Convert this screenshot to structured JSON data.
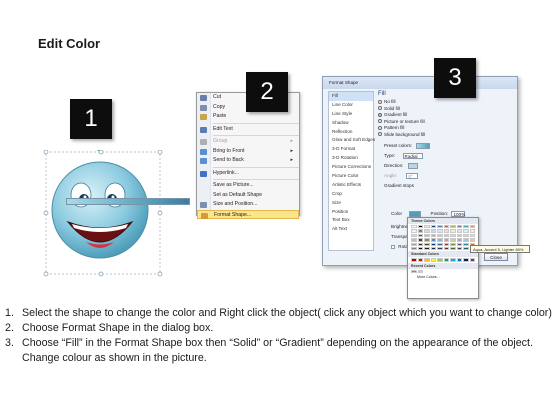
{
  "title": "Edit Color",
  "badges": [
    "1",
    "2",
    "3"
  ],
  "context_menu": {
    "items": [
      {
        "label": "Cut",
        "icon": "scissors-icon",
        "color": "#6a7fa6",
        "disabled": false
      },
      {
        "label": "Copy",
        "icon": "copy-icon",
        "color": "#7e8fb0",
        "disabled": false
      },
      {
        "label": "Paste",
        "icon": "paste-icon",
        "color": "#c9a44a",
        "disabled": false
      },
      {
        "label": "Edit Text",
        "icon": "edit-text-icon",
        "color": "#5b7bb4",
        "disabled": false,
        "sep_before": true
      },
      {
        "label": "Group",
        "icon": "group-icon",
        "color": "#b0b0b0",
        "disabled": true,
        "sep_before": true,
        "submenu": true
      },
      {
        "label": "Bring to Front",
        "icon": "bring-front-icon",
        "color": "#5a8fd0",
        "disabled": false,
        "submenu": true
      },
      {
        "label": "Send to Back",
        "icon": "send-back-icon",
        "color": "#5a8fd0",
        "disabled": false,
        "submenu": true
      },
      {
        "label": "Hyperlink...",
        "icon": "hyperlink-icon",
        "color": "#3f74c4",
        "disabled": false,
        "sep_before": true
      },
      {
        "label": "Save as Picture...",
        "icon": "",
        "color": "",
        "disabled": false,
        "sep_before": true
      },
      {
        "label": "Set as Default Shape",
        "icon": "",
        "color": "",
        "disabled": false
      },
      {
        "label": "Size and Position...",
        "icon": "size-icon",
        "color": "#7b8fb1",
        "disabled": false
      },
      {
        "label": "Format Shape...",
        "icon": "format-shape-icon",
        "color": "#d59b3a",
        "disabled": false,
        "highlight": true
      }
    ]
  },
  "dialog": {
    "title": "Format Shape",
    "categories": [
      "Fill",
      "Line Color",
      "Line Style",
      "Shadow",
      "Reflection",
      "Glow and Soft Edges",
      "3-D Format",
      "3-D Rotation",
      "Picture Corrections",
      "Picture Color",
      "Artistic Effects",
      "Crop",
      "Size",
      "Position",
      "Text Box",
      "Alt Text"
    ],
    "selected_category": "Fill",
    "section_title": "Fill",
    "fill_options": [
      "No fill",
      "Solid fill",
      "Gradient fill",
      "Picture or texture fill",
      "Pattern fill",
      "Slide background fill"
    ],
    "selected_fill": "Gradient fill",
    "preset_label": "Preset colors:",
    "type_label": "Type:",
    "type_value": "Radial",
    "direction_label": "Direction:",
    "angle_label": "Angle:",
    "angle_value": "0°",
    "stops_label": "Gradient stops",
    "color_label": "Color",
    "position_label": "Position:",
    "position_value": "100%",
    "brightness_label": "Brightness:",
    "transparency_label": "Transparency:",
    "rotate_label": "Rotate with shape",
    "close_label": "Close"
  },
  "palette": {
    "theme_title": "Theme Colors",
    "standard_title": "Standard Colors",
    "recent_title": "Recent Colors",
    "more_label": "More Colors...",
    "tooltip": "Aqua, Accent 5, Lighter 80%",
    "theme_colors": [
      "#ffffff",
      "#000000",
      "#eeece1",
      "#1f497d",
      "#4f81bd",
      "#c0504d",
      "#9bbb59",
      "#8064a2",
      "#4bacc6",
      "#f79646",
      "#f2f2f2",
      "#7f7f7f",
      "#ddd9c3",
      "#c6d9f0",
      "#dbe5f1",
      "#f2dcdb",
      "#ebf1dd",
      "#e5e0ec",
      "#dbeef3",
      "#fdeada",
      "#d8d8d8",
      "#595959",
      "#c4bd97",
      "#8db3e2",
      "#b8cce4",
      "#e5b9b7",
      "#d7e3bc",
      "#ccc1d9",
      "#b7dde8",
      "#fbd5b5",
      "#bfbfbf",
      "#3f3f3f",
      "#938953",
      "#548dd4",
      "#95b3d7",
      "#d99694",
      "#c3d69b",
      "#b2a2c7",
      "#92cddc",
      "#fac08f",
      "#a5a5a5",
      "#262626",
      "#494429",
      "#17365d",
      "#366092",
      "#953734",
      "#76923c",
      "#5f497a",
      "#31859b",
      "#e36c09",
      "#7f7f7f",
      "#0c0c0c",
      "#1d1b10",
      "#0f243e",
      "#244061",
      "#632423",
      "#4f6128",
      "#3f3151",
      "#205867",
      "#974806"
    ],
    "standard_colors": [
      "#c00000",
      "#ff0000",
      "#ffc000",
      "#ffff00",
      "#92d050",
      "#00b050",
      "#00b0f0",
      "#0070c0",
      "#002060",
      "#7030a0"
    ],
    "recent_colors": [
      "#4f9fbb",
      "#a9dbe5"
    ]
  },
  "steps": [
    {
      "num": "1.",
      "text": "Select the shape to change the color and Right click the object( click any object which you want to change color)"
    },
    {
      "num": "2.",
      "text": "Choose Format Shape in the dialog box."
    },
    {
      "num": "3.",
      "text": "Choose “Fill” in the Format Shape box then “Solid” or “Gradient” depending on the appearance of the object. Change colour as shown in the picture."
    }
  ]
}
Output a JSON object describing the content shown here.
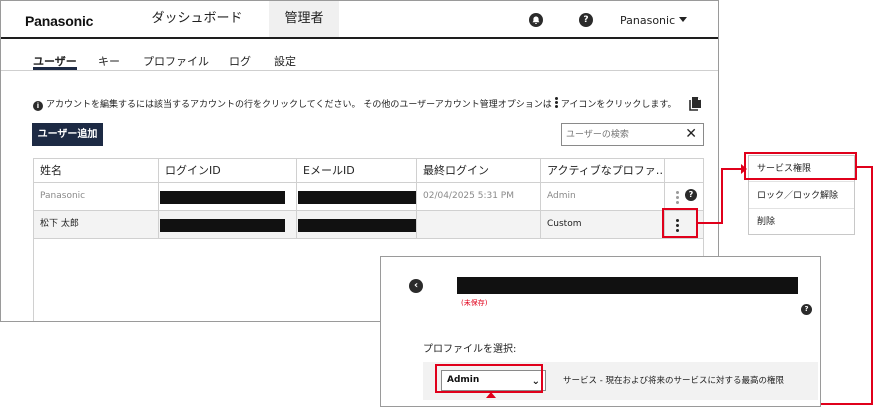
{
  "header": {
    "brand": "Panasonic",
    "nav": [
      "ダッシュボード",
      "管理者"
    ],
    "active_nav": "管理者",
    "user_menu": "Panasonic"
  },
  "tabs": [
    "ユーザー",
    "キー",
    "プロファイル",
    "ログ",
    "設定"
  ],
  "active_tab": "ユーザー",
  "info_text_before": "アカウントを編集するには該当するアカウントの行をクリックしてください。 その他のユーザーアカウント管理オプションは",
  "info_text_after": "アイコンをクリックします。",
  "add_user_button": "ユーザー追加",
  "search": {
    "placeholder": "ユーザーの検索",
    "clear": "✕"
  },
  "table": {
    "columns": [
      "姓名",
      "ログインID",
      "EメールID",
      "最終ログイン",
      "アクティブなプロファ…"
    ],
    "rows": [
      {
        "name": "Panasonic",
        "last_login": "02/04/2025 5:31 PM",
        "profile": "Admin"
      },
      {
        "name": "松下 太郎",
        "last_login": "",
        "profile": "Custom"
      }
    ]
  },
  "context_menu": [
    "サービス権限",
    "ロック／ロック解除",
    "削除"
  ],
  "detail": {
    "unsaved": "(未保存)",
    "profile_label": "プロファイルを選択:",
    "selected_profile": "Admin",
    "profile_description": "サービス - 現在および将来のサービスに対する最高の権限"
  },
  "colors": {
    "navy": "#1d2a44",
    "highlight": "#e0001b"
  }
}
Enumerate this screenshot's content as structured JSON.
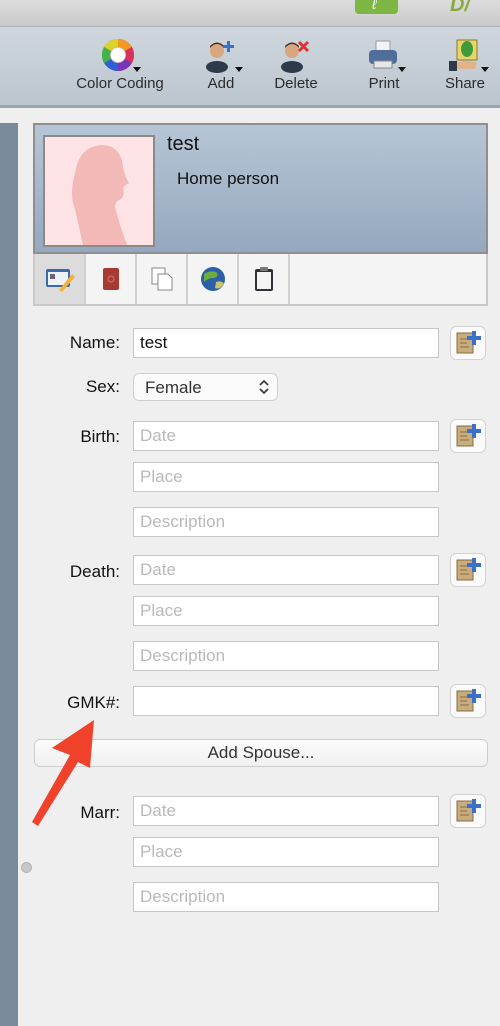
{
  "toolbar": {
    "items": [
      {
        "label": "Color Coding",
        "icon": "color-wheel-icon",
        "has_dropdown": true
      },
      {
        "label": "Add",
        "icon": "add-person-icon",
        "has_dropdown": true
      },
      {
        "label": "Delete",
        "icon": "delete-person-icon",
        "has_dropdown": false
      },
      {
        "label": "Print",
        "icon": "printer-icon",
        "has_dropdown": true
      },
      {
        "label": "Share",
        "icon": "share-tree-icon",
        "has_dropdown": true
      }
    ]
  },
  "person_card": {
    "name": "test",
    "subtitle": "Home person",
    "photo_placeholder": "female-silhouette-icon"
  },
  "tabs": [
    {
      "icon": "edit-person-icon",
      "active": true
    },
    {
      "icon": "book-icon",
      "active": false
    },
    {
      "icon": "documents-icon",
      "active": false
    },
    {
      "icon": "globe-icon",
      "active": false
    },
    {
      "icon": "clipboard-icon",
      "active": false
    }
  ],
  "form": {
    "name": {
      "label": "Name:",
      "value": "test"
    },
    "sex": {
      "label": "Sex:",
      "value": "Female"
    },
    "birth": {
      "label": "Birth:",
      "date_placeholder": "Date",
      "place_placeholder": "Place",
      "description_placeholder": "Description"
    },
    "death": {
      "label": "Death:",
      "date_placeholder": "Date",
      "place_placeholder": "Place",
      "description_placeholder": "Description"
    },
    "gmk": {
      "label": "GMK#:",
      "value": ""
    },
    "add_spouse_label": "Add Spouse...",
    "marr": {
      "label": "Marr:",
      "date_placeholder": "Date",
      "place_placeholder": "Place",
      "description_placeholder": "Description"
    }
  },
  "colors": {
    "annotation_arrow": "#f0412a",
    "sidebar": "#7a8a9b",
    "card_top": "#b7c6d6",
    "card_bottom": "#94a8bf"
  }
}
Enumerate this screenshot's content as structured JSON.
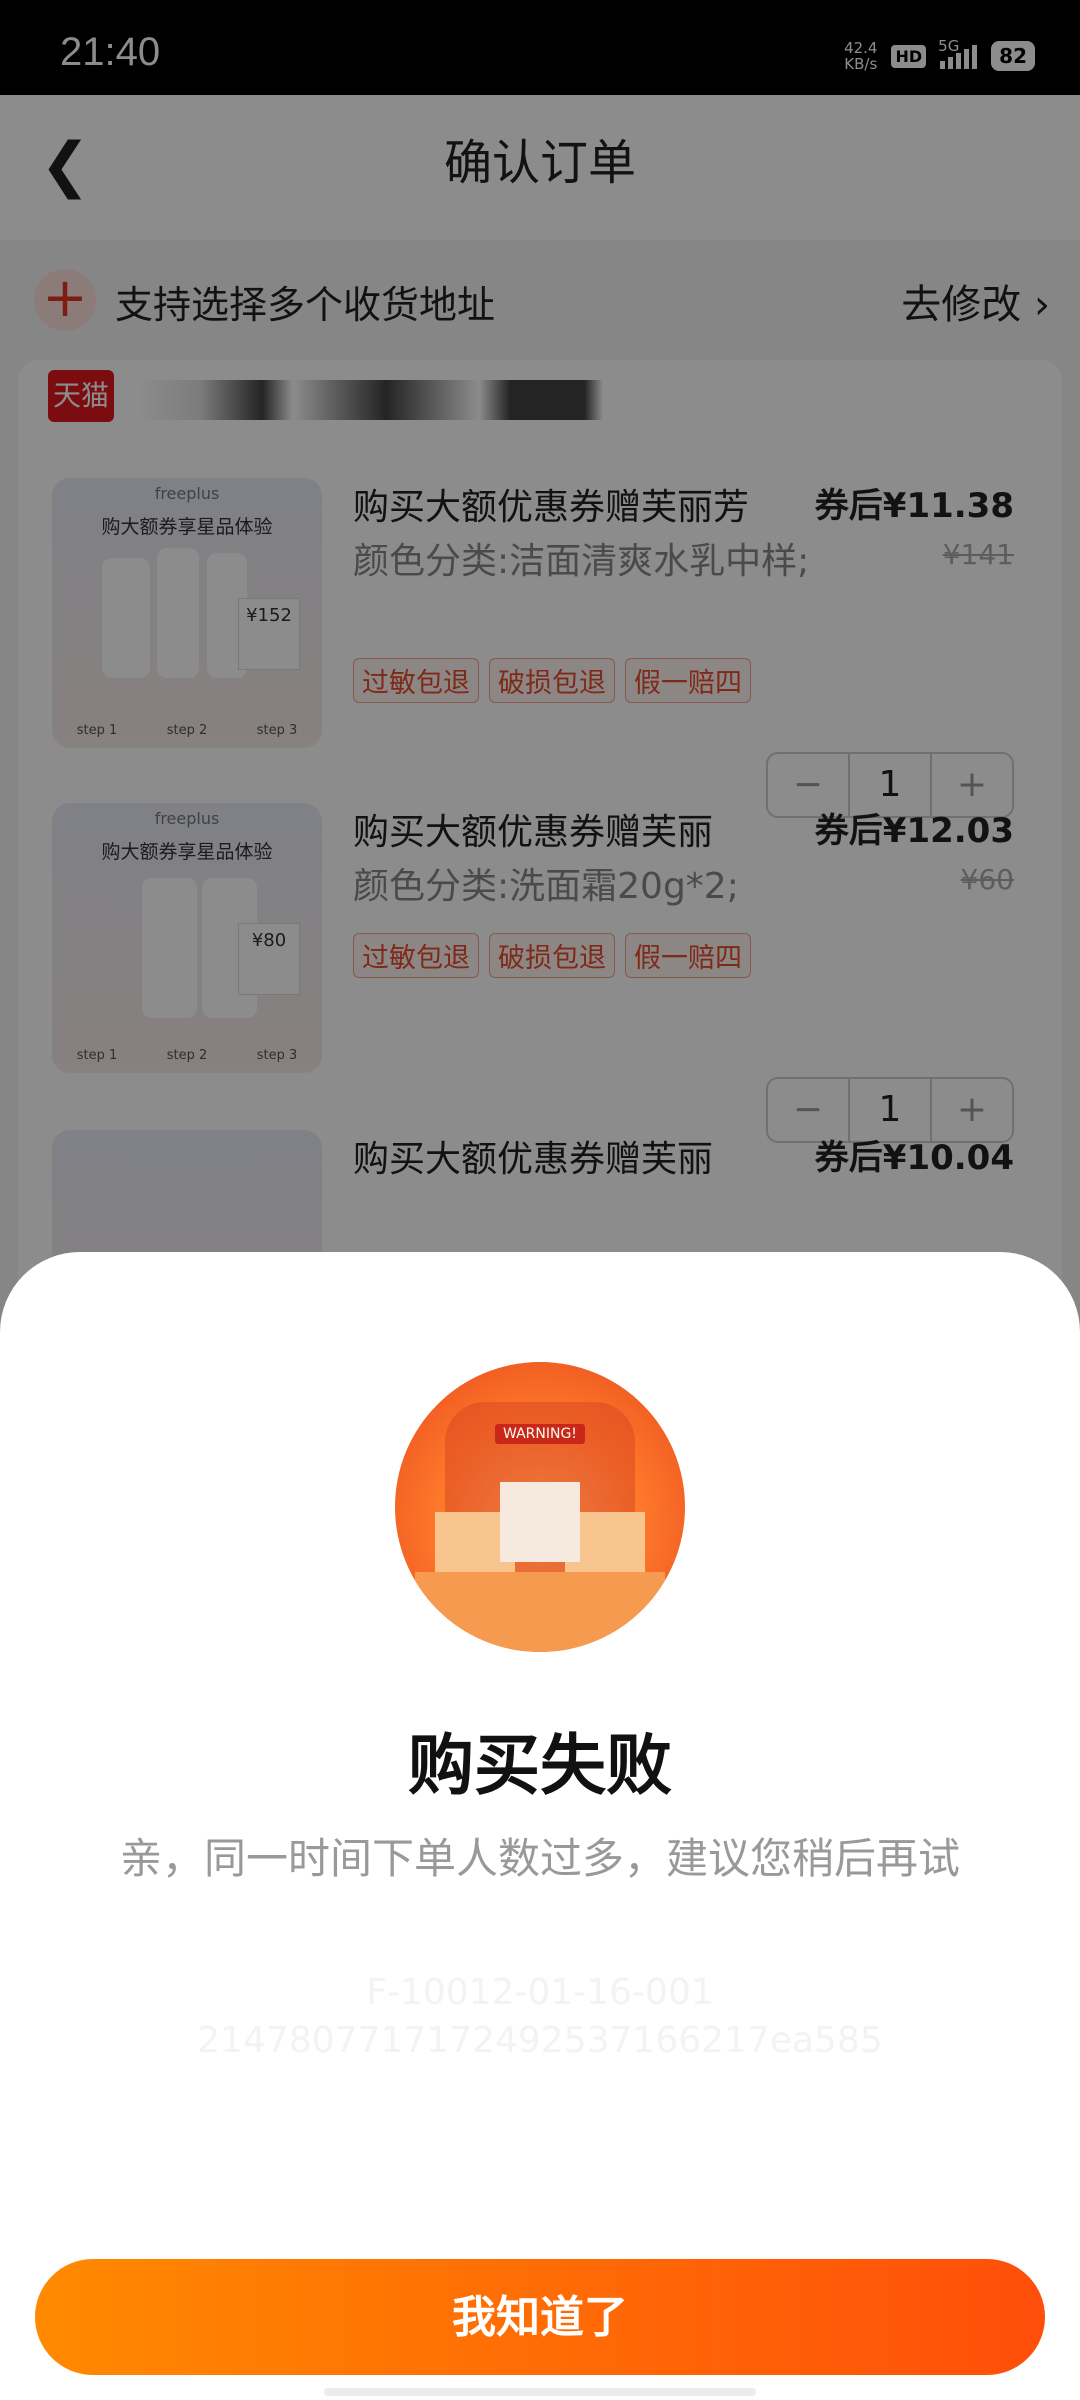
{
  "status_bar": {
    "time": "21:40",
    "net_speed": "42.4",
    "net_unit": "KB/s",
    "hd": "HD",
    "network": "5G",
    "battery": "82"
  },
  "header": {
    "title": "确认订单"
  },
  "address": {
    "text": "支持选择多个收货地址",
    "edit": "去修改"
  },
  "shop": {
    "logo": "天猫"
  },
  "items": [
    {
      "name": "购买大额优惠券赠芙丽芳",
      "spec": "颜色分类:洁面清爽水乳中样;",
      "tags": [
        "过敏包退",
        "破损包退",
        "假一赔四"
      ],
      "price": "券后¥11.38",
      "orig": "¥141",
      "qty": "1",
      "thumb": {
        "brand": "freeplus",
        "promo": "购大额券享星品体验",
        "coupon": "¥152"
      }
    },
    {
      "name": "购买大额优惠券赠芙丽",
      "spec": "颜色分类:洗面霜20g*2;",
      "tags": [
        "过敏包退",
        "破损包退",
        "假一赔四"
      ],
      "price": "券后¥12.03",
      "orig": "¥60",
      "qty": "1",
      "thumb": {
        "brand": "freeplus",
        "promo": "购大额券享星品体验",
        "coupon": "¥80"
      }
    },
    {
      "name": "购买大额优惠券赠芙丽",
      "price": "券后¥10.04"
    }
  ],
  "stepper": {
    "minus": "−",
    "plus": "+"
  },
  "dialog": {
    "illustration_label": "WARNING!",
    "title": "购买失败",
    "message": "亲，同一时间下单人数过多，建议您稍后再试",
    "code1": "F-10012-01-16-001",
    "code2": "2147807717172492537166217ea585",
    "button": "我知道了"
  }
}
┄┄┄┄┄┄┄┄┄┄
Aim ::
Filter the entries above down to the lines containing the word "Panasonic".

Written answer ::
    "brand": "Panasonic",
    "user_menu": "Panasonic"
        "name": "Panasonic",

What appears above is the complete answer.